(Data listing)
-- Begin --
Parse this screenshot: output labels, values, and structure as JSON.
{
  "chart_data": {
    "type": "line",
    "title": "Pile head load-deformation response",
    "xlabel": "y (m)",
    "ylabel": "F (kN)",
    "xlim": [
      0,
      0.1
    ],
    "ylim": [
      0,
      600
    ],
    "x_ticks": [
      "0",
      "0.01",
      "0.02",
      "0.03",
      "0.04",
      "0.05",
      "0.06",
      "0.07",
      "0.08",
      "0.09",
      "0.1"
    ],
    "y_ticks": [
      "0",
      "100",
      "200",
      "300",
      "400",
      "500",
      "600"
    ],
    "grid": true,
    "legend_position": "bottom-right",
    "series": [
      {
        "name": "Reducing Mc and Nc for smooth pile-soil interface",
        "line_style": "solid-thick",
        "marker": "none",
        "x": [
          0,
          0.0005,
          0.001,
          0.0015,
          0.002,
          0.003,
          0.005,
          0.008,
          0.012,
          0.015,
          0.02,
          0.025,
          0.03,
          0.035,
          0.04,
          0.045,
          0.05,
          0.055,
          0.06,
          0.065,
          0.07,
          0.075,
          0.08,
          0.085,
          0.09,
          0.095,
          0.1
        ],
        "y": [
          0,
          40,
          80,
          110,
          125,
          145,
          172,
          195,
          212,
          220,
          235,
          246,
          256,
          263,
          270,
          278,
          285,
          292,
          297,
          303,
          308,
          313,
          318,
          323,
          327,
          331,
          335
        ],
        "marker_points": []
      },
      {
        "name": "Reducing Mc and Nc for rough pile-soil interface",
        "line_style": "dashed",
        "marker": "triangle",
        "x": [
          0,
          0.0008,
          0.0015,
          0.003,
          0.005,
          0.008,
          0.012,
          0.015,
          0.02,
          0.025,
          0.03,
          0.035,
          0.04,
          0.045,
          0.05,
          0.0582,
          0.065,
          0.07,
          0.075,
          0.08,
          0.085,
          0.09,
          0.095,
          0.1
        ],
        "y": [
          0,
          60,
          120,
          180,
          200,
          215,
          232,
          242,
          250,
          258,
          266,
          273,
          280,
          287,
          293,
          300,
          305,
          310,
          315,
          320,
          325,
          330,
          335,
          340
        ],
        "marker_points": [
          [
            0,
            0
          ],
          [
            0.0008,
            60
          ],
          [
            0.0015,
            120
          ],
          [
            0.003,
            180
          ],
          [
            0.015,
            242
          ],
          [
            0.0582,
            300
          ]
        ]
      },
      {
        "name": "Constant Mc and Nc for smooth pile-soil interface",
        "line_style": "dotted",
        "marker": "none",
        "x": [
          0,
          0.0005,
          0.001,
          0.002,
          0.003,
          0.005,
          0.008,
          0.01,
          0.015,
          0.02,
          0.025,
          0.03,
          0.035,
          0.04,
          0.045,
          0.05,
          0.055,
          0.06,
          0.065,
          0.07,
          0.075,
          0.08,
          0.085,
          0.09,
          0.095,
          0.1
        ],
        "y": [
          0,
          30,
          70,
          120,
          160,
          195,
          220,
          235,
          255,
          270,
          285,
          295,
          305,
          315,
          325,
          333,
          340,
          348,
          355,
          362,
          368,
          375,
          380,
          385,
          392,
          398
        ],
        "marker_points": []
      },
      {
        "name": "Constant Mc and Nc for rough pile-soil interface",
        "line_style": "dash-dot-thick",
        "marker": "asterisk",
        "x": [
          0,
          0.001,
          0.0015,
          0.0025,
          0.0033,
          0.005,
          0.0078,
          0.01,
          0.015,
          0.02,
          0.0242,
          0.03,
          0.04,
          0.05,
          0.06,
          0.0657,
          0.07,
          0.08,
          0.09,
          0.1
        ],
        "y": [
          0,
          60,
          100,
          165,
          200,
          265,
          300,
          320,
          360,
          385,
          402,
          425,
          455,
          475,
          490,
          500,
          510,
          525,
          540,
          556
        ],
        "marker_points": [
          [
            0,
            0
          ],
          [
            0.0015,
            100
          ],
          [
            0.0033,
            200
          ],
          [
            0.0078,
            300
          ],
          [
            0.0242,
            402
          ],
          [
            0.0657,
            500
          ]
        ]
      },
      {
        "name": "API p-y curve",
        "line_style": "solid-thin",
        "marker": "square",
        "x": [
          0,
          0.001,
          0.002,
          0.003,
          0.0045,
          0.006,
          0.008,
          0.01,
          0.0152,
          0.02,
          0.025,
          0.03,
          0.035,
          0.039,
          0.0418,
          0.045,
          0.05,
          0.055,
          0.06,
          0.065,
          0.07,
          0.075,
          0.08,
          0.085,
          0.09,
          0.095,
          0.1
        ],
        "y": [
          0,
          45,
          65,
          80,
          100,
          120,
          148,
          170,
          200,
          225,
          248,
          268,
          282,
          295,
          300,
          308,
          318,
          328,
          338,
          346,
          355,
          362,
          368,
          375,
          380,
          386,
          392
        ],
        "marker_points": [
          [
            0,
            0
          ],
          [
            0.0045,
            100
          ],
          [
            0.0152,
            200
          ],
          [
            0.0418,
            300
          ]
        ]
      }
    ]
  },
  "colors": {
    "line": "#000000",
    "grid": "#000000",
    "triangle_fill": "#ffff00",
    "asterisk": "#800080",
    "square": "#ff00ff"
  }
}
-- End --
-- Begin --
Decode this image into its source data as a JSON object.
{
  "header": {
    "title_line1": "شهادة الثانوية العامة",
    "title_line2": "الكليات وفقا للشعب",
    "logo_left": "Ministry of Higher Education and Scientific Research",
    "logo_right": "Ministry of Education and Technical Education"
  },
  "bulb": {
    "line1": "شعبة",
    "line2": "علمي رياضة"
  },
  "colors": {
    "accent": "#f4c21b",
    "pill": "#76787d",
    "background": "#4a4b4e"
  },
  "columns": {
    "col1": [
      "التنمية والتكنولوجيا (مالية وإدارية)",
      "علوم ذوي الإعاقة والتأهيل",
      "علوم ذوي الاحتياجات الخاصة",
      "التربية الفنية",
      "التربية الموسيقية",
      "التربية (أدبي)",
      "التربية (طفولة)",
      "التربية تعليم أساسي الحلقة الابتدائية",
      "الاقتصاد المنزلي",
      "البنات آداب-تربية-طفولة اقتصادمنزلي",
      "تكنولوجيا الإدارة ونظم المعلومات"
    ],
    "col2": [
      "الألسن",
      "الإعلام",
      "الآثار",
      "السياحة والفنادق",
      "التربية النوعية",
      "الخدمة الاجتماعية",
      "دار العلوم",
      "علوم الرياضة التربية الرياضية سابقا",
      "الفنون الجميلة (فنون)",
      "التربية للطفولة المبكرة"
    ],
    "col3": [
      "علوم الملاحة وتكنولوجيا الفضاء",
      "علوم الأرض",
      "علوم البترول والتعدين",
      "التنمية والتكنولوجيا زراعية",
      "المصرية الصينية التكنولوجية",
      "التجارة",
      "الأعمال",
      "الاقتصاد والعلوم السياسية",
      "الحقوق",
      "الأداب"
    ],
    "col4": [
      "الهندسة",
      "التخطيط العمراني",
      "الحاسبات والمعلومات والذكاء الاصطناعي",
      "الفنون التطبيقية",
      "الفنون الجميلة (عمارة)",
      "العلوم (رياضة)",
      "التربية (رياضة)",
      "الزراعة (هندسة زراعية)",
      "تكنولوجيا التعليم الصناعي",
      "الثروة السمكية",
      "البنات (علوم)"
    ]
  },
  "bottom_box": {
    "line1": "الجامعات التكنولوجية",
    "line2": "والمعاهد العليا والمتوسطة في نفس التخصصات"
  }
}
-- End --
-- Begin --
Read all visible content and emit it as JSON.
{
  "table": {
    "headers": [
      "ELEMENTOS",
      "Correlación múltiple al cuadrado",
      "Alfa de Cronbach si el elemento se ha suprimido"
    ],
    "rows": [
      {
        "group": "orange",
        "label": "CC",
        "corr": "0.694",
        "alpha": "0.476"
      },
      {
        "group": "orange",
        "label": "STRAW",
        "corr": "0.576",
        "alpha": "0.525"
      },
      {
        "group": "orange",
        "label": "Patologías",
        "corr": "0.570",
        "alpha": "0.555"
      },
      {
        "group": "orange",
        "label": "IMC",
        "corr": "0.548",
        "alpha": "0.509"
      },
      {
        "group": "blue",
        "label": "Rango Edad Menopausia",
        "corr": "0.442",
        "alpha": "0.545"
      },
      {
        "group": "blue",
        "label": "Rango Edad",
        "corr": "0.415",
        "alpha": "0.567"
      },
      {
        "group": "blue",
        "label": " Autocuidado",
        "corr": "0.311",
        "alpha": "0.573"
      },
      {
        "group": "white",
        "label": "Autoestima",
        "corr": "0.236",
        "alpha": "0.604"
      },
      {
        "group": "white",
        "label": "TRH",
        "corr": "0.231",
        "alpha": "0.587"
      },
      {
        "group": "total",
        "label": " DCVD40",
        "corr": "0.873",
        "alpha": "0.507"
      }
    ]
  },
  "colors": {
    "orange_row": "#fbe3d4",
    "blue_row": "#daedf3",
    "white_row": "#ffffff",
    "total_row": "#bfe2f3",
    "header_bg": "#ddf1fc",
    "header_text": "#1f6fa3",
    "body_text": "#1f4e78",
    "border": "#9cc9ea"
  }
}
-- End --
WHAT TO DO:
Pull out all lines from the entries above that include the word "smooth".

EXERCISE ANSWER:
        "name": "Reducing Mc and Nc for smooth pile-soil interface",
        "name": "Constant Mc and Nc for smooth pile-soil interface",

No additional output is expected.